»»

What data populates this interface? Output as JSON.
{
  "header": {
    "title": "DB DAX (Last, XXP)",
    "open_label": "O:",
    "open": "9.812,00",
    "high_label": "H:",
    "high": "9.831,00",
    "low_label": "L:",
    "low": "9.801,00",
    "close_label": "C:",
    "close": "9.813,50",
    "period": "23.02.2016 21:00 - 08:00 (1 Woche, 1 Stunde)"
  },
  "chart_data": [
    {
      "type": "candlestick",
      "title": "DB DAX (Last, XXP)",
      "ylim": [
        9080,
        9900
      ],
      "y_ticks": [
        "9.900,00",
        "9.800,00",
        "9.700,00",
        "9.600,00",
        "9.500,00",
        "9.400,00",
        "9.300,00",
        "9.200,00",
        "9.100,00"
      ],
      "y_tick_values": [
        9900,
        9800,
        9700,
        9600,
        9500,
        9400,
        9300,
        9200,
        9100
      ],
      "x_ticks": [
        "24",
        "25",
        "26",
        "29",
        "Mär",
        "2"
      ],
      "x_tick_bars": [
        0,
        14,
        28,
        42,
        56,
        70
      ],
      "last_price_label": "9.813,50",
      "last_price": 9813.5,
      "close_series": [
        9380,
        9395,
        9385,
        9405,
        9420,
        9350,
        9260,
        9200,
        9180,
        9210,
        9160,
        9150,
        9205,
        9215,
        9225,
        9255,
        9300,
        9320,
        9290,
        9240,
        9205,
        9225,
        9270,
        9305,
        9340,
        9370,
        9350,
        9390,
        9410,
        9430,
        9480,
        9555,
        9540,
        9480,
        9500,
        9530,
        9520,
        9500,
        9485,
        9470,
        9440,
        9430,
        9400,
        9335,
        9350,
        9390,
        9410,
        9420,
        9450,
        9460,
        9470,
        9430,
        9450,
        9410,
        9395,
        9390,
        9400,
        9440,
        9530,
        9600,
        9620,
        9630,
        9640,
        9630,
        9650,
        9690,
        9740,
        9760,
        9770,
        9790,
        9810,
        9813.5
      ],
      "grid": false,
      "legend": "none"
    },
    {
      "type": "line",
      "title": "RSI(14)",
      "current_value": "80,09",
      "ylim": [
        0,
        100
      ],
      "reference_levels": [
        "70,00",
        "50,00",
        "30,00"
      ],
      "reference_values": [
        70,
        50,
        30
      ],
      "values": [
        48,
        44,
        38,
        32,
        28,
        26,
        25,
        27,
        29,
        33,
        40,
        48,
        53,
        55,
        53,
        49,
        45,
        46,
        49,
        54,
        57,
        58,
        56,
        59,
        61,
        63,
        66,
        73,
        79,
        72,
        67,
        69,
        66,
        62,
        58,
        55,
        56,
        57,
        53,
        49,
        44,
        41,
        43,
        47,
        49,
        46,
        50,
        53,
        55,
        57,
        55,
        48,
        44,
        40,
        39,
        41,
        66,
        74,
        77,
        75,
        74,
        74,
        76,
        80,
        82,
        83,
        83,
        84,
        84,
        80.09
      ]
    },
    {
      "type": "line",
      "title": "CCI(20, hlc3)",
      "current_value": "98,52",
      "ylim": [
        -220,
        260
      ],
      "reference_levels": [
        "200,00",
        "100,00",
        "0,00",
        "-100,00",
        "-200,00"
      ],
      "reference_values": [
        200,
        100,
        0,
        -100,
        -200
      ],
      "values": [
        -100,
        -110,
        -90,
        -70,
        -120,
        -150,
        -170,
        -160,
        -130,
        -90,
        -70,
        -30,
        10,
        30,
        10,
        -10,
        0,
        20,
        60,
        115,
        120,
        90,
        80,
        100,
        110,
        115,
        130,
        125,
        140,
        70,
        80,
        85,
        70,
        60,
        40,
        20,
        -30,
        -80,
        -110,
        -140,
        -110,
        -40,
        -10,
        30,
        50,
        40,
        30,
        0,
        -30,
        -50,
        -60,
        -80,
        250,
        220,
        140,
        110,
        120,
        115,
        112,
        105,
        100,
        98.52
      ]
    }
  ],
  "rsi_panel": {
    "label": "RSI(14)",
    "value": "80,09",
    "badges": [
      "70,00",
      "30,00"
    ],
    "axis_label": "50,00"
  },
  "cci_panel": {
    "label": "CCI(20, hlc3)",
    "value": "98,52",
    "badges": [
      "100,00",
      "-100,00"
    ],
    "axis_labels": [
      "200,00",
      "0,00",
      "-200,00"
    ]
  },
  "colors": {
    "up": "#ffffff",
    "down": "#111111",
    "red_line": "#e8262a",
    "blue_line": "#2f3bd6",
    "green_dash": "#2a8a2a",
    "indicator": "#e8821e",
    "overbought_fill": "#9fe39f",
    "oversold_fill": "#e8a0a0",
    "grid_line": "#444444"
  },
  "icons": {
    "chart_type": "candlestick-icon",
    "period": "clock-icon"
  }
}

««

Retype the entries one by one, exactly.

What data populates this interface? Output as JSON.
{
  "header": {
    "title": "DB DAX (Last, XXP)",
    "open_label": "O:",
    "open": "9.812,00",
    "high_label": "H:",
    "high": "9.831,00",
    "low_label": "L:",
    "low": "9.801,00",
    "close_label": "C:",
    "close": "9.813,50",
    "period": "23.02.2016 21:00 - 08:00 (1 Woche, 1 Stunde)"
  },
  "chart_data": [
    {
      "type": "candlestick",
      "title": "DB DAX (Last, XXP)",
      "ylim": [
        9080,
        9900
      ],
      "y_ticks": [
        "9.900,00",
        "9.800,00",
        "9.700,00",
        "9.600,00",
        "9.500,00",
        "9.400,00",
        "9.300,00",
        "9.200,00",
        "9.100,00"
      ],
      "y_tick_values": [
        9900,
        9800,
        9700,
        9600,
        9500,
        9400,
        9300,
        9200,
        9100
      ],
      "x_ticks": [
        "24",
        "25",
        "26",
        "29",
        "Mär",
        "2"
      ],
      "x_tick_bars": [
        0,
        14,
        28,
        42,
        56,
        70
      ],
      "last_price_label": "9.813,50",
      "last_price": 9813.5,
      "close_series": [
        9380,
        9395,
        9385,
        9405,
        9420,
        9350,
        9260,
        9200,
        9180,
        9210,
        9160,
        9150,
        9205,
        9215,
        9225,
        9255,
        9300,
        9320,
        9290,
        9240,
        9205,
        9225,
        9270,
        9305,
        9340,
        9370,
        9350,
        9390,
        9410,
        9430,
        9480,
        9555,
        9540,
        9480,
        9500,
        9530,
        9520,
        9500,
        9485,
        9470,
        9440,
        9430,
        9400,
        9335,
        9350,
        9390,
        9410,
        9420,
        9450,
        9460,
        9470,
        9430,
        9450,
        9410,
        9395,
        9390,
        9400,
        9440,
        9530,
        9600,
        9620,
        9630,
        9640,
        9630,
        9650,
        9690,
        9740,
        9760,
        9770,
        9790,
        9810,
        9813.5
      ],
      "grid": false,
      "legend": "none"
    },
    {
      "type": "line",
      "title": "RSI(14)",
      "current_value": "80,09",
      "ylim": [
        0,
        100
      ],
      "reference_levels": [
        "70,00",
        "50,00",
        "30,00"
      ],
      "reference_values": [
        70,
        50,
        30
      ],
      "values": [
        48,
        44,
        38,
        32,
        28,
        26,
        25,
        27,
        29,
        33,
        40,
        48,
        53,
        55,
        53,
        49,
        45,
        46,
        49,
        54,
        57,
        58,
        56,
        59,
        61,
        63,
        66,
        73,
        79,
        72,
        67,
        69,
        66,
        62,
        58,
        55,
        56,
        57,
        53,
        49,
        44,
        41,
        43,
        47,
        49,
        46,
        50,
        53,
        55,
        57,
        55,
        48,
        44,
        40,
        39,
        41,
        66,
        74,
        77,
        75,
        74,
        74,
        76,
        80,
        82,
        83,
        83,
        84,
        84,
        80.09
      ]
    },
    {
      "type": "line",
      "title": "CCI(20, hlc3)",
      "current_value": "98,52",
      "ylim": [
        -220,
        260
      ],
      "reference_levels": [
        "200,00",
        "100,00",
        "0,00",
        "-100,00",
        "-200,00"
      ],
      "reference_values": [
        200,
        100,
        0,
        -100,
        -200
      ],
      "values": [
        -100,
        -110,
        -90,
        -70,
        -120,
        -150,
        -170,
        -160,
        -130,
        -90,
        -70,
        -30,
        10,
        30,
        10,
        -10,
        0,
        20,
        60,
        115,
        120,
        90,
        80,
        100,
        110,
        115,
        130,
        125,
        140,
        70,
        80,
        85,
        70,
        60,
        40,
        20,
        -30,
        -80,
        -110,
        -140,
        -110,
        -40,
        -10,
        30,
        50,
        40,
        30,
        0,
        -30,
        -50,
        -60,
        -80,
        250,
        220,
        140,
        110,
        120,
        115,
        112,
        105,
        100,
        98.52
      ]
    }
  ],
  "rsi_panel": {
    "label": "RSI(14)",
    "value": "80,09",
    "badges": [
      "70,00",
      "30,00"
    ],
    "axis_label": "50,00"
  },
  "cci_panel": {
    "label": "CCI(20, hlc3)",
    "value": "98,52",
    "badges": [
      "100,00",
      "-100,00"
    ],
    "axis_labels": [
      "200,00",
      "0,00",
      "-200,00"
    ]
  },
  "colors": {
    "up": "#ffffff",
    "down": "#111111",
    "red_line": "#e8262a",
    "blue_line": "#2f3bd6",
    "green_dash": "#2a8a2a",
    "indicator": "#e8821e",
    "overbought_fill": "#9fe39f",
    "oversold_fill": "#e8a0a0",
    "grid_line": "#444444"
  },
  "icons": {
    "chart_type": "candlestick-icon",
    "period": "clock-icon"
  }
}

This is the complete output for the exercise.